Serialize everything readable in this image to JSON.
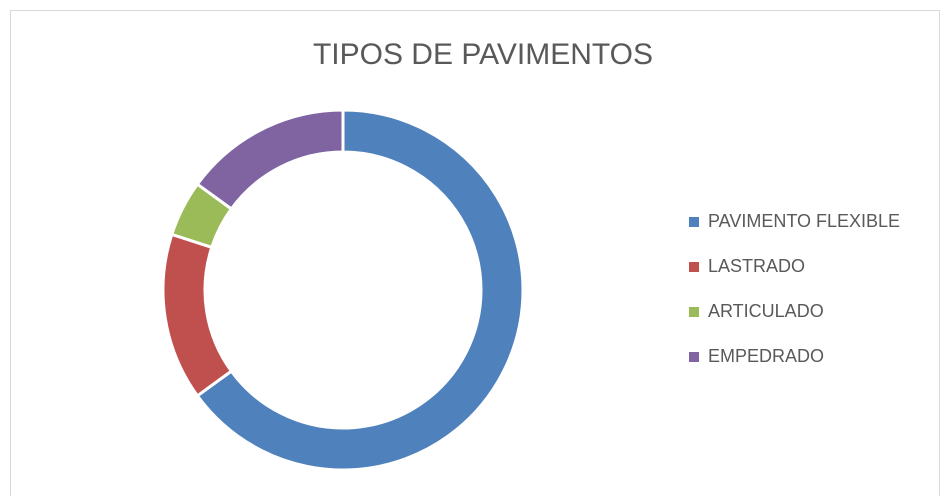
{
  "chart_data": {
    "type": "donut",
    "title": "TIPOS DE PAVIMENTOS",
    "categories": [
      "PAVIMENTO FLEXIBLE",
      "LASTRADO",
      "ARTICULADO",
      "EMPEDRADO"
    ],
    "values": [
      65,
      15,
      5,
      15
    ],
    "colors": [
      "#4f81bd",
      "#c0504d",
      "#9bbb59",
      "#8064a2"
    ],
    "legend": "right"
  }
}
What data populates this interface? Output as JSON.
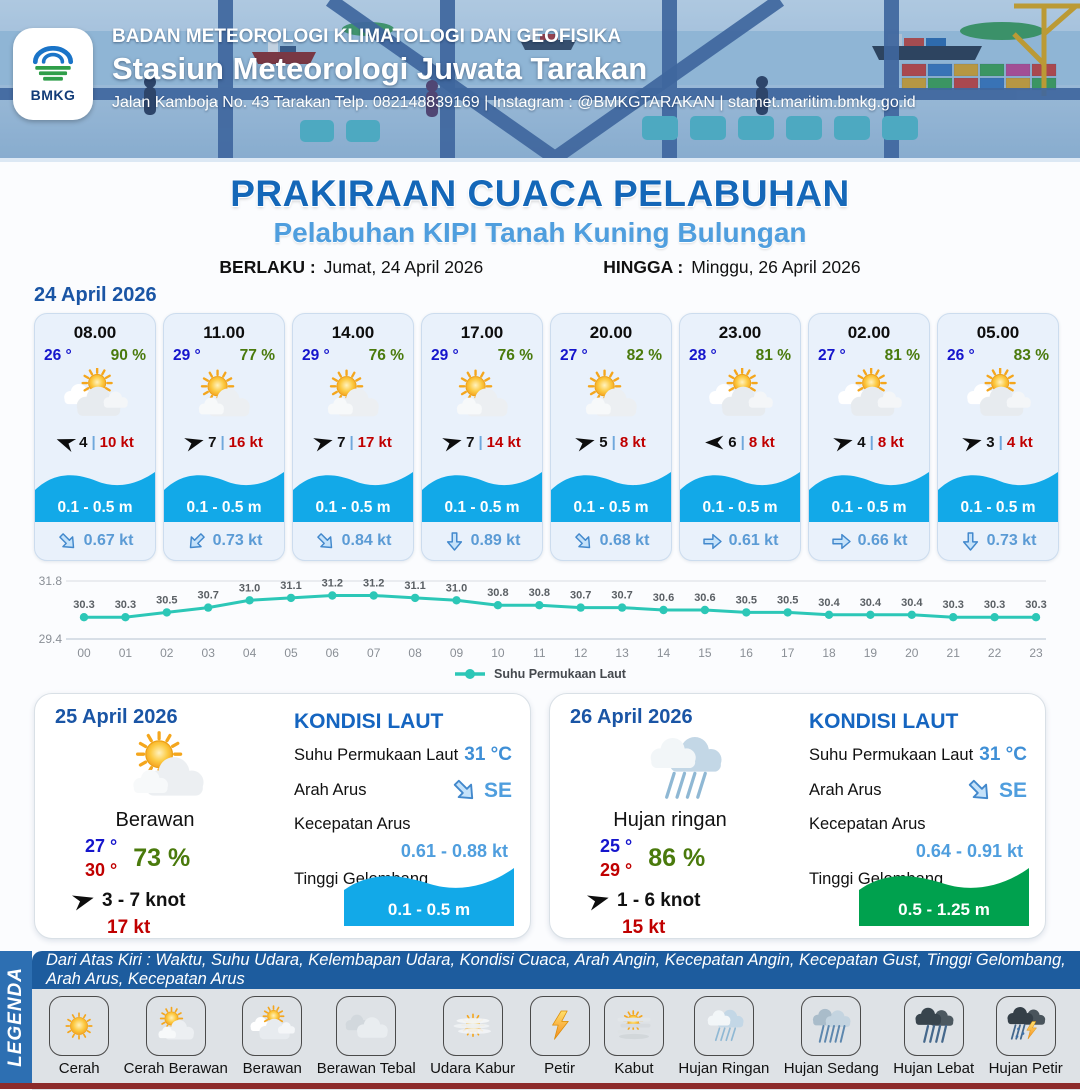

★ ★ ★

Directions ::
Transcribe all the data word for word; the images stay out.

Answer to this task ::
Serialize everything readable in this image to JSON.
{
  "chart_data": {
    "type": "donut",
    "title": "TIPOS DE PAVIMENTOS",
    "categories": [
      "PAVIMENTO FLEXIBLE",
      "LASTRADO",
      "ARTICULADO",
      "EMPEDRADO"
    ],
    "values": [
      65,
      15,
      5,
      15
    ],
    "colors": [
      "#4f81bd",
      "#c0504d",
      "#9bbb59",
      "#8064a2"
    ],
    "legend": "right"
  }
}
What data populates this interface? Output as JSON.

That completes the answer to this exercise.